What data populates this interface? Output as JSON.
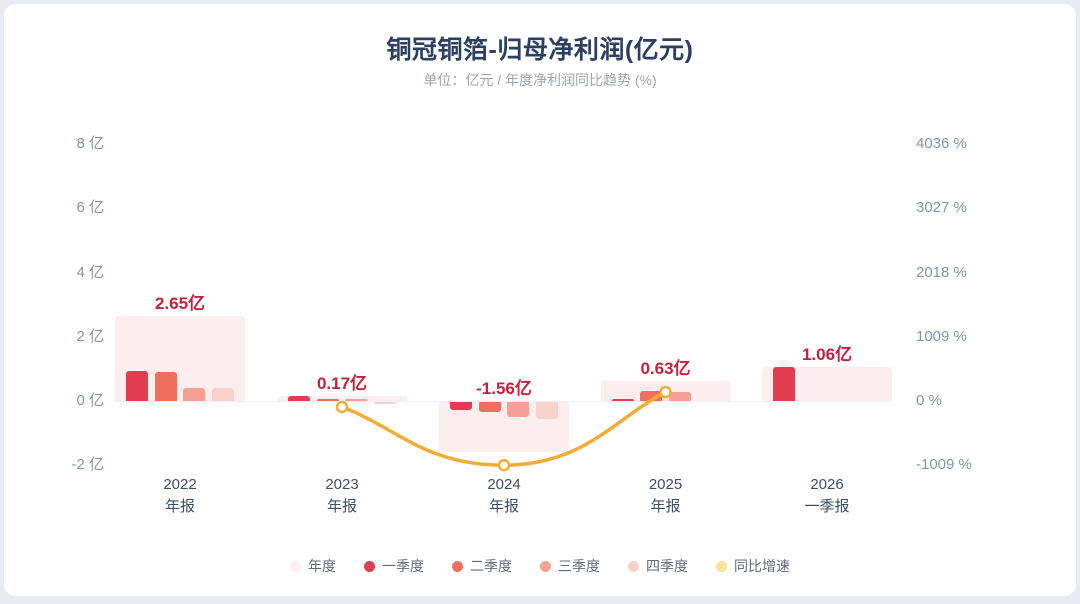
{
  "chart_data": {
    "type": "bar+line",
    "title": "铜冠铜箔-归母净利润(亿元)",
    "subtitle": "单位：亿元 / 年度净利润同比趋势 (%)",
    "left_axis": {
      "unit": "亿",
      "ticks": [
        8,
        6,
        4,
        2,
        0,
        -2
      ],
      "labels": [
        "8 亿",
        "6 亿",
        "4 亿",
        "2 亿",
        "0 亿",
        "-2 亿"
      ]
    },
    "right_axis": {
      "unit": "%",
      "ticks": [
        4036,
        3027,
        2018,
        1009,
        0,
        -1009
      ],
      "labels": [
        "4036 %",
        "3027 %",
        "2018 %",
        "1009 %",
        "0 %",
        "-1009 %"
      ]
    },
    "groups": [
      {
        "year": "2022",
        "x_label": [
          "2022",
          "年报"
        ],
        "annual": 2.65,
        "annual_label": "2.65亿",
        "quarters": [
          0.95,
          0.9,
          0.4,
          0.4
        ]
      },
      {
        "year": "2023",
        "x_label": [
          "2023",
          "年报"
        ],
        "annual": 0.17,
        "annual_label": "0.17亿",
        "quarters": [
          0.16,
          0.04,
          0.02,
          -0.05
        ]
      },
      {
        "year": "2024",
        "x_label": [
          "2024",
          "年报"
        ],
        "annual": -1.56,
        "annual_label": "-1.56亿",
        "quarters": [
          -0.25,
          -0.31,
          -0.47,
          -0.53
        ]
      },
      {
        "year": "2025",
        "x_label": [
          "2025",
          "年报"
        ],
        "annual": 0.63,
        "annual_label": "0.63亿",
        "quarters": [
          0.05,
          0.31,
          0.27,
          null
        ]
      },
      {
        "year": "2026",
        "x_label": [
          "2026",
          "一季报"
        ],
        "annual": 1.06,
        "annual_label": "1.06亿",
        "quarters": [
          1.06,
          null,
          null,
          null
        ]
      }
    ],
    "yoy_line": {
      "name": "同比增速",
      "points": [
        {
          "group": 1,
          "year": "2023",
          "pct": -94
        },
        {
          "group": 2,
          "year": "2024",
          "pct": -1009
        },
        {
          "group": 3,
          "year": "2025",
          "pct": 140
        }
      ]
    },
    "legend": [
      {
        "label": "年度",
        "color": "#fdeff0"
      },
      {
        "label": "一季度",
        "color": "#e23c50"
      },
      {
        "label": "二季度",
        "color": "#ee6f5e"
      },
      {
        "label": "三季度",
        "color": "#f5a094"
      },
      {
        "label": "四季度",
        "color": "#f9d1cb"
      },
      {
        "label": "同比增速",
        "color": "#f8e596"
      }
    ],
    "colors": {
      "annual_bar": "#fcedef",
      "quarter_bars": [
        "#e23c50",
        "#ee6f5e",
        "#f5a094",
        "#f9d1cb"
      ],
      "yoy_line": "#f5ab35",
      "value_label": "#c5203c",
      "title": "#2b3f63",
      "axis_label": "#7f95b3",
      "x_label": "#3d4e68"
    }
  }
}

+ + + +

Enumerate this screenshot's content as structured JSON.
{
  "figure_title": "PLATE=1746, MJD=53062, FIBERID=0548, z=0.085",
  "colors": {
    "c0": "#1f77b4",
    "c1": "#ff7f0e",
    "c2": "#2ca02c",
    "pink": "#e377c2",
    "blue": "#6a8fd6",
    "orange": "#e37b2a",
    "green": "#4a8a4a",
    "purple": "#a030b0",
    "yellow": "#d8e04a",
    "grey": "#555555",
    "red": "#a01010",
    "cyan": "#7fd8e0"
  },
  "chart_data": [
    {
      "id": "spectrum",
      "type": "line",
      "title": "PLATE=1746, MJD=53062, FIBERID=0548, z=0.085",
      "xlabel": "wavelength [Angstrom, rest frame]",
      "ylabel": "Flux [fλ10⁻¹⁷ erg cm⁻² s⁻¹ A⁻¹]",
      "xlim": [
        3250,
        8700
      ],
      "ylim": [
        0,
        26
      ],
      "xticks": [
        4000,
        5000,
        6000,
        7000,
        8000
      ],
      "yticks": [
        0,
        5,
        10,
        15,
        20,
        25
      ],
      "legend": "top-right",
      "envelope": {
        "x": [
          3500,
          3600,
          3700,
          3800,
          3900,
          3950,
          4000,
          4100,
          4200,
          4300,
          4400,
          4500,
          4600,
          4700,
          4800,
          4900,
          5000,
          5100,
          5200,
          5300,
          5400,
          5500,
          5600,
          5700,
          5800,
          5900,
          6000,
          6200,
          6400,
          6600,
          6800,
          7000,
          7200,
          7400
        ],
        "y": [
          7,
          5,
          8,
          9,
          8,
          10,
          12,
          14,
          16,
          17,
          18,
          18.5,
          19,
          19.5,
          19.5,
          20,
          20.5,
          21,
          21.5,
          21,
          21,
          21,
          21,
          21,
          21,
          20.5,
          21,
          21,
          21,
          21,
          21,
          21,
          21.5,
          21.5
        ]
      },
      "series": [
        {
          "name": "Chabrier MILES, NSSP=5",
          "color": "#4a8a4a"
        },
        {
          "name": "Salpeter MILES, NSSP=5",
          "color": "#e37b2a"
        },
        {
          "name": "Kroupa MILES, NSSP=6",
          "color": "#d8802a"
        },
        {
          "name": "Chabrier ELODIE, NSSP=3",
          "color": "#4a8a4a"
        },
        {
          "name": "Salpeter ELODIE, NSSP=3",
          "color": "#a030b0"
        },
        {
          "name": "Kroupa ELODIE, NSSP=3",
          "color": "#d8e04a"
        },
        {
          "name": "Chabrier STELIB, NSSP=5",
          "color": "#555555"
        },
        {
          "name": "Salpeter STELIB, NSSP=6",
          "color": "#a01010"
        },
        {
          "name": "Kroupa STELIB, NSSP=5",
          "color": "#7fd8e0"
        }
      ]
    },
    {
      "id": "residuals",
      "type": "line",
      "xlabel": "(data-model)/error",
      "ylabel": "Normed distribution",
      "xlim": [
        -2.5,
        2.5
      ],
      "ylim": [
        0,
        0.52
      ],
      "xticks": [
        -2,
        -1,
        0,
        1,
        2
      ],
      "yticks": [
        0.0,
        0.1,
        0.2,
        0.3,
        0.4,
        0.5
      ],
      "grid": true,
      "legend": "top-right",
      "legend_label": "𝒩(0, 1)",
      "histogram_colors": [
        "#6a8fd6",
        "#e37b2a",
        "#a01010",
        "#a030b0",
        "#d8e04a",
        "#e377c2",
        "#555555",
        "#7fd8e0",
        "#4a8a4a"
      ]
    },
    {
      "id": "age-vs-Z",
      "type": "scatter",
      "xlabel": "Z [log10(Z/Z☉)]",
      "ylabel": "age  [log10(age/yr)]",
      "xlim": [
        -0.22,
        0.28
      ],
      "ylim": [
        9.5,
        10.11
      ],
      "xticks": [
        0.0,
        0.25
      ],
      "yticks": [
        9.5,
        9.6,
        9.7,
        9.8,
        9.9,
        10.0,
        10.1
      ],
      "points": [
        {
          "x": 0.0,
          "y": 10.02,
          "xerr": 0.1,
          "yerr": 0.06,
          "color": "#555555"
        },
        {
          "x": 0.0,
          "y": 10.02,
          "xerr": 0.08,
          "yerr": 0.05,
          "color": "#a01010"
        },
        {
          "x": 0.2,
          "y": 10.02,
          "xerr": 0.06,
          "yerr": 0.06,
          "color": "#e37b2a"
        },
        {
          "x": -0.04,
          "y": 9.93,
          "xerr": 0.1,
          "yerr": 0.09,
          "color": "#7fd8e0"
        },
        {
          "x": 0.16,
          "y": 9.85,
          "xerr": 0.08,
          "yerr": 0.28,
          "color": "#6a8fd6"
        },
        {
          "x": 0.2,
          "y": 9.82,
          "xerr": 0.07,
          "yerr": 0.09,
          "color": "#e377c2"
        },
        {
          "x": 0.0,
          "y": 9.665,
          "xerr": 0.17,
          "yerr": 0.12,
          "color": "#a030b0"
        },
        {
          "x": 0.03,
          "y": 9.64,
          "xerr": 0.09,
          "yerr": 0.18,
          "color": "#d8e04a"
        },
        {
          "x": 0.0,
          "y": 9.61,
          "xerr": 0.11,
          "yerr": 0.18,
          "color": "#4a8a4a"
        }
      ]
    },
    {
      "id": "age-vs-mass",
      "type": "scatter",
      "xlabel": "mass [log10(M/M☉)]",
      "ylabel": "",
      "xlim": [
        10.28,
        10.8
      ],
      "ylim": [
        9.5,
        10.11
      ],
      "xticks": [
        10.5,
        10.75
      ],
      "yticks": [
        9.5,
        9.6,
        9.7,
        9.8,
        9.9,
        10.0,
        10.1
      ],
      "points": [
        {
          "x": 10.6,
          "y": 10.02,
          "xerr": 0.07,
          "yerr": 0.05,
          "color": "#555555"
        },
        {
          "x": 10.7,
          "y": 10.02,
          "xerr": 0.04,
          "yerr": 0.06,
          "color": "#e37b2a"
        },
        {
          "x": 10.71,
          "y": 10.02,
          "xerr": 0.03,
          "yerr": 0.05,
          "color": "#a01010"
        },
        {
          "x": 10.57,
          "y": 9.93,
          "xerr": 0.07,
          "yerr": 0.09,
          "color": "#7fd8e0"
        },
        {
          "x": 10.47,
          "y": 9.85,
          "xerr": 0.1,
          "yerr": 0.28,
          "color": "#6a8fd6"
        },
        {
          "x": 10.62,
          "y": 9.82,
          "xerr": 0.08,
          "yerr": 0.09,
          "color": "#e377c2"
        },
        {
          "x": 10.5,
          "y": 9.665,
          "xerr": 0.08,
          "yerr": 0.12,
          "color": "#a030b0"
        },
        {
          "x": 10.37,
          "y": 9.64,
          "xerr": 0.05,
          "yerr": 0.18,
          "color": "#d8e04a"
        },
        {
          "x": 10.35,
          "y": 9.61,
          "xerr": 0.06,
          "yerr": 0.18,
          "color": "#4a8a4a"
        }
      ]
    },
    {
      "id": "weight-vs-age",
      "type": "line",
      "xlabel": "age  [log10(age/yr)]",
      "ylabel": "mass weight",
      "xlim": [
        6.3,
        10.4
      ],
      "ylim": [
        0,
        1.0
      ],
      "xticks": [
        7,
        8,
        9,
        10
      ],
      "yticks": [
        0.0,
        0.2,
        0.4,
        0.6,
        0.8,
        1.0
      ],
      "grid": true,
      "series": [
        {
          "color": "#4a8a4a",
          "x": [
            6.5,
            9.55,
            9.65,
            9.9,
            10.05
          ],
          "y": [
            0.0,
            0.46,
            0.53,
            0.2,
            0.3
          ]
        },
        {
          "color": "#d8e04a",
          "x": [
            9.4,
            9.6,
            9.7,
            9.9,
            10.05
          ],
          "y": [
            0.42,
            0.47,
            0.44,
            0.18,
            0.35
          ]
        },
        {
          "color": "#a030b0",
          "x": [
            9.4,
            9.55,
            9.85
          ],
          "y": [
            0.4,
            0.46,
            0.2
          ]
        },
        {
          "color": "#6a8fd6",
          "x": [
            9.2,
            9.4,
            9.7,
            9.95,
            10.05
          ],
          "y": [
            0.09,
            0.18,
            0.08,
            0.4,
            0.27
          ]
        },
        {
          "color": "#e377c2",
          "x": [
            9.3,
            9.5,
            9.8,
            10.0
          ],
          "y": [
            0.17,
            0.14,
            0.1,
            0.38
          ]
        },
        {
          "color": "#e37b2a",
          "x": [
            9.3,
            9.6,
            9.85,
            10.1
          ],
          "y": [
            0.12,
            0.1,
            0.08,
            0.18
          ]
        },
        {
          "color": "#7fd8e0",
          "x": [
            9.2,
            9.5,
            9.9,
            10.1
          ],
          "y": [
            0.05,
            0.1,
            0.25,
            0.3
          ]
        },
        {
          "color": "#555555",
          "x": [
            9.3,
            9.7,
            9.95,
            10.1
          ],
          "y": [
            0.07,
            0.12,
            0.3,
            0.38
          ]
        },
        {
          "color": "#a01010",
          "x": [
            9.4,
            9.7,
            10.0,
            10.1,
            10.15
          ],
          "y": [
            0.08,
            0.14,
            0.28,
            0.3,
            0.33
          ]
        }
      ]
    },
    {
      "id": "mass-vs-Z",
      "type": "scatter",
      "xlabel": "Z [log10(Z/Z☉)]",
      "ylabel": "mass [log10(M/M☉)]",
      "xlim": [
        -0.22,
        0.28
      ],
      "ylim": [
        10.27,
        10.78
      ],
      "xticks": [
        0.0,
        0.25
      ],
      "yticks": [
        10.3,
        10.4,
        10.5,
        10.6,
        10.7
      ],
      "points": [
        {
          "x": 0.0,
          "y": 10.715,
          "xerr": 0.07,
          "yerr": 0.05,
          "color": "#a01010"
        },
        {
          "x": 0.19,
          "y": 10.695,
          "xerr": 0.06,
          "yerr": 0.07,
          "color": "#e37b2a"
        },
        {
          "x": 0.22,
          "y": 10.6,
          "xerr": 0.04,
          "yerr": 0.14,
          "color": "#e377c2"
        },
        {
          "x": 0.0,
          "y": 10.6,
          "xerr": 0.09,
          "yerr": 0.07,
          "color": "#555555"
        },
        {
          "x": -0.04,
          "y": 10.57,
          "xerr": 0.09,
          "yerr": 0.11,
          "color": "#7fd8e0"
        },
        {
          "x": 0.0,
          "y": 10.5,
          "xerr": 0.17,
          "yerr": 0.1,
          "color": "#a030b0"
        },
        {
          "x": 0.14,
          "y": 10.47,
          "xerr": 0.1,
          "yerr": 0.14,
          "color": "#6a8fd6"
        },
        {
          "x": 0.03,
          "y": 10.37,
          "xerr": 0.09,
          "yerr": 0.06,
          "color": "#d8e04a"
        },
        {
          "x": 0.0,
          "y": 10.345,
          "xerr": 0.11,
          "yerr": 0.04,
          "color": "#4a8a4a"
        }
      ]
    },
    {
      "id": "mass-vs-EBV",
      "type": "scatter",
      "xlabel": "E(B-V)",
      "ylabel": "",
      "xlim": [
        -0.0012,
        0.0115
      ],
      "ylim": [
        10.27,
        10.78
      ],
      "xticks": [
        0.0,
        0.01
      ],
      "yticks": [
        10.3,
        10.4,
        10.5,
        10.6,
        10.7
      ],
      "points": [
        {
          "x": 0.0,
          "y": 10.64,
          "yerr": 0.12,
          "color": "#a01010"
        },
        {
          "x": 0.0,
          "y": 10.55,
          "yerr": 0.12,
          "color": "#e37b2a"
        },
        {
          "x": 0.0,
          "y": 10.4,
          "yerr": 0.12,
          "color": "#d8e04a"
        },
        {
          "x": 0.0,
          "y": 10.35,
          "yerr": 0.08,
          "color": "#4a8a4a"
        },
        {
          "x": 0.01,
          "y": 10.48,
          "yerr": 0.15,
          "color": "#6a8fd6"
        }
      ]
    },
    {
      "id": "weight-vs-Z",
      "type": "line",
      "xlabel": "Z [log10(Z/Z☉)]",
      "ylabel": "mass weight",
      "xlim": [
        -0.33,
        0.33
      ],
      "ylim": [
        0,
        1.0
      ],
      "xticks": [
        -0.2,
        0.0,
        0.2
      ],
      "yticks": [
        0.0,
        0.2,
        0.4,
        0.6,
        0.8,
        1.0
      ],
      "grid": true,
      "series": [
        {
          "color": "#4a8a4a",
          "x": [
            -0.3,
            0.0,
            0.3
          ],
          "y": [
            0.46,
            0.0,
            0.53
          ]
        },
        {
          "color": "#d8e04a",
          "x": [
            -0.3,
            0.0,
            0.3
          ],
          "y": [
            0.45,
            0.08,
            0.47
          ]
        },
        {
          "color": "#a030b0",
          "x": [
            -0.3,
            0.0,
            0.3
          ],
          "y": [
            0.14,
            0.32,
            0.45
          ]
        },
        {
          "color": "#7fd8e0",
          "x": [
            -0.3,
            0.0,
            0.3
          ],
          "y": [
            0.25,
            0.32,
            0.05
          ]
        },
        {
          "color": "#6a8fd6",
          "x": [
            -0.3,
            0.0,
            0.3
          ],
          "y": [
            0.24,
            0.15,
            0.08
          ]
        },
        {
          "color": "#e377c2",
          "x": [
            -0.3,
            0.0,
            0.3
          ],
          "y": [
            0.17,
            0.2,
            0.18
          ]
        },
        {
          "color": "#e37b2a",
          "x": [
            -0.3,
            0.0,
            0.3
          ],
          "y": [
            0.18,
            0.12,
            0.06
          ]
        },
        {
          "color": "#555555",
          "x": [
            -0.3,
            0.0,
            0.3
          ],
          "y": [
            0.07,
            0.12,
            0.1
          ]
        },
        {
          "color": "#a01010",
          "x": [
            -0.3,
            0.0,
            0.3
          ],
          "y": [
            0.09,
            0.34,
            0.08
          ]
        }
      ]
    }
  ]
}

+ + + +

Task description: Extract each line holding the string "Kroupa".

Worked answer:
          "name": "Kroupa MILES, NSSP=6",
          "name": "Kroupa ELODIE, NSSP=3",
          "name": "Kroupa STELIB, NSSP=5",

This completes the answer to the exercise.